----- EXTRACTED RECORDS -----

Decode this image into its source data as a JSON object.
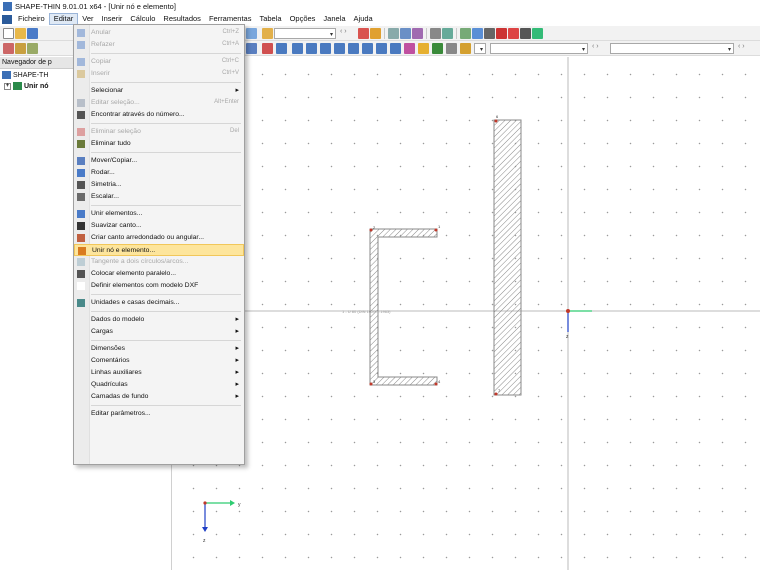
{
  "window": {
    "title": "SHAPE-THIN 9.01.01 x64 - [Unir nó e elemento]"
  },
  "menubar": {
    "items": [
      {
        "id": "ficheiro",
        "label": "Ficheiro"
      },
      {
        "id": "editar",
        "label": "Editar"
      },
      {
        "id": "ver",
        "label": "Ver"
      },
      {
        "id": "inserir",
        "label": "Inserir"
      },
      {
        "id": "calculo",
        "label": "Cálculo"
      },
      {
        "id": "resultados",
        "label": "Resultados"
      },
      {
        "id": "ferramentas",
        "label": "Ferramentas"
      },
      {
        "id": "tabela",
        "label": "Tabela"
      },
      {
        "id": "opcoes",
        "label": "Opções"
      },
      {
        "id": "janela",
        "label": "Janela"
      },
      {
        "id": "ajuda",
        "label": "Ajuda"
      }
    ]
  },
  "navigator": {
    "header": "Navegador de p",
    "root": "SHAPE-TH",
    "child": "Unir nó"
  },
  "edit_menu": {
    "items": [
      {
        "label": "Anular",
        "shortcut": "Ctrl+Z",
        "disabled": true
      },
      {
        "label": "Refazer",
        "shortcut": "Ctrl+A",
        "disabled": true
      },
      {
        "sep": true
      },
      {
        "label": "Copiar",
        "shortcut": "Ctrl+C",
        "disabled": true
      },
      {
        "label": "Inserir",
        "shortcut": "Ctrl+V",
        "disabled": true
      },
      {
        "sep": true
      },
      {
        "label": "Selecionar",
        "submenu": true
      },
      {
        "label": "Editar seleção...",
        "shortcut": "Alt+Enter",
        "disabled": true
      },
      {
        "label": "Encontrar através do número..."
      },
      {
        "sep": true
      },
      {
        "label": "Eliminar seleção",
        "shortcut": "Del",
        "disabled": true
      },
      {
        "label": "Eliminar tudo"
      },
      {
        "sep": true
      },
      {
        "label": "Mover/Copiar..."
      },
      {
        "label": "Rodar..."
      },
      {
        "label": "Simetria..."
      },
      {
        "label": "Escalar..."
      },
      {
        "sep": true
      },
      {
        "label": "Unir elementos..."
      },
      {
        "label": "Suavizar canto..."
      },
      {
        "label": "Criar canto arredondado ou angular..."
      },
      {
        "label": "Unir nó e elemento...",
        "highlight": true
      },
      {
        "label": "Tangente a dois círculos/arcos...",
        "disabled": true
      },
      {
        "label": "Colocar elemento paralelo..."
      },
      {
        "label": "Definir elementos com modelo DXF"
      },
      {
        "sep": true
      },
      {
        "label": "Unidades e casas decimais..."
      },
      {
        "sep": true
      },
      {
        "label": "Dados do modelo",
        "submenu": true
      },
      {
        "label": "Cargas",
        "submenu": true
      },
      {
        "sep": true
      },
      {
        "label": "Dimensões",
        "submenu": true
      },
      {
        "label": "Comentários",
        "submenu": true
      },
      {
        "label": "Linhas auxiliares",
        "submenu": true
      },
      {
        "label": "Quadrículas",
        "submenu": true
      },
      {
        "label": "Camadas de fundo",
        "submenu": true
      },
      {
        "sep": true
      },
      {
        "label": "Editar parâmetros..."
      }
    ]
  },
  "canvas": {
    "axis_y": "y",
    "axis_z": "z",
    "section_label": "1 - U 80 (DIN 1026-1:1963)",
    "node_labels": [
      "1",
      "2",
      "3",
      "4",
      "6",
      "7"
    ],
    "colors": {
      "hatch": "#888888",
      "node": "#c0392b",
      "axis_y": "#2ecc71",
      "axis_z": "#1f3fc6",
      "section_line": "#bbbbbb"
    }
  }
}
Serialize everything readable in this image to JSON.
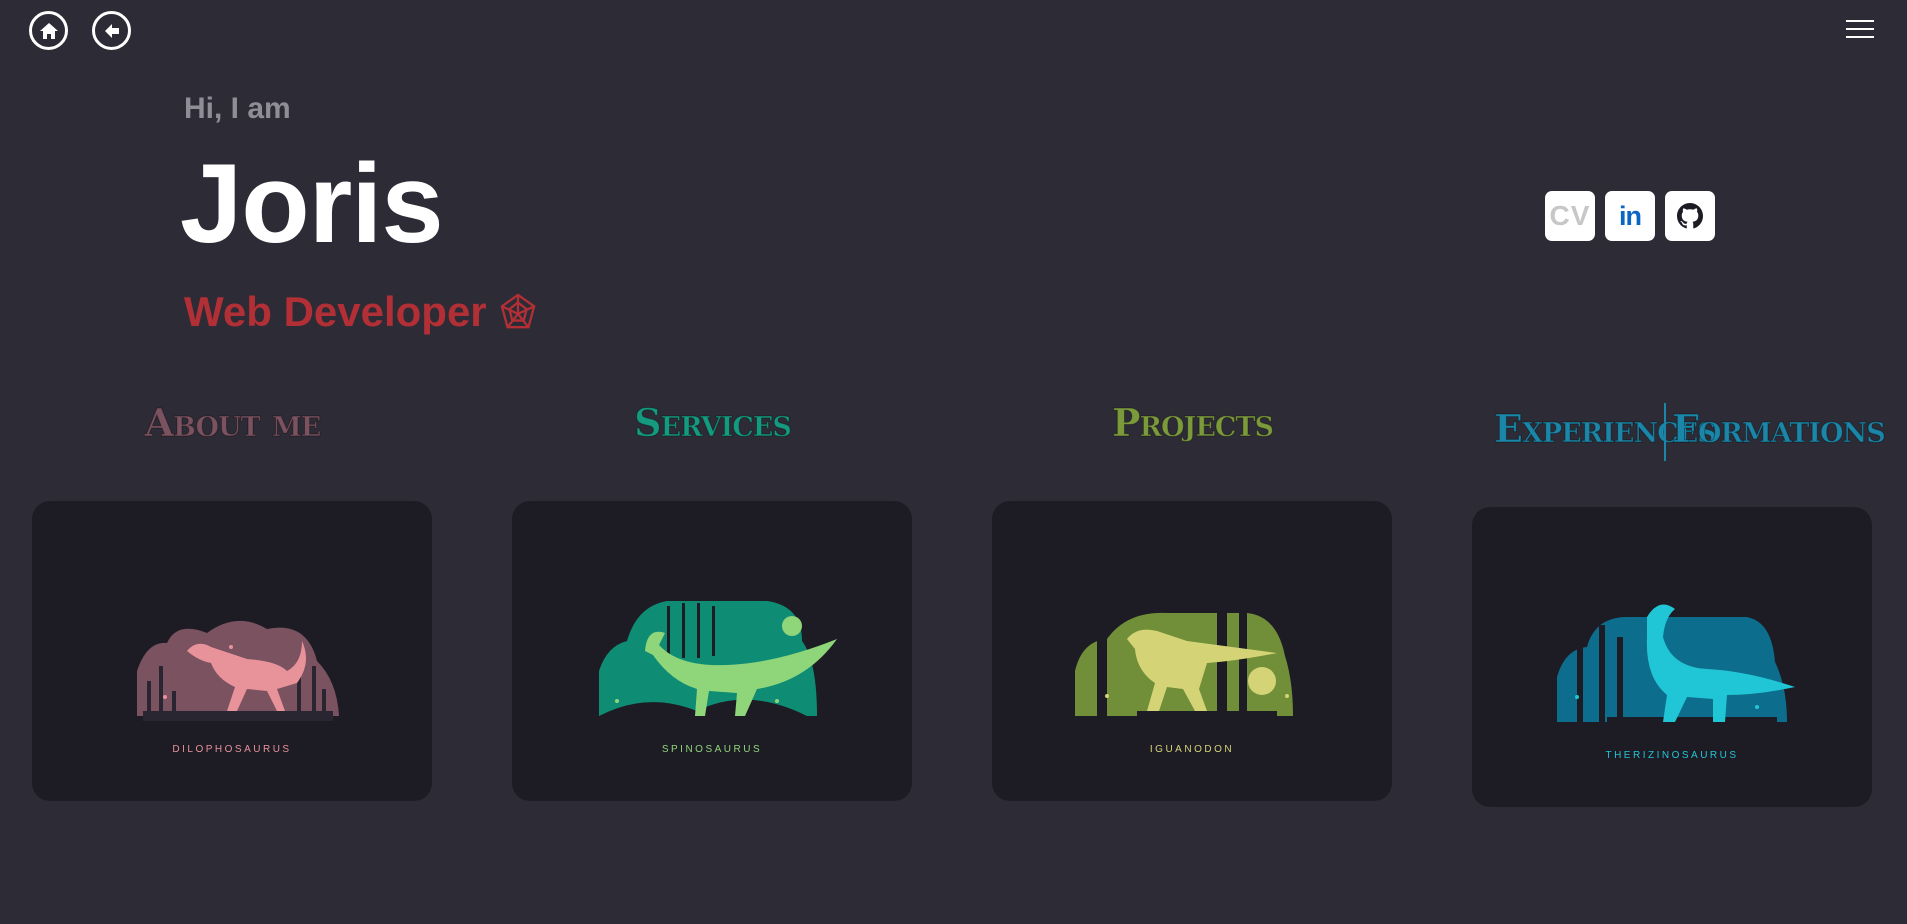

-----

**DIRECTIONS:**
Which lines hold the string "image"? List them all.

**FINISHED ANSWER:**
Decode this image into its source data as a JSON object.
Serialize everything readable in this image to JSON.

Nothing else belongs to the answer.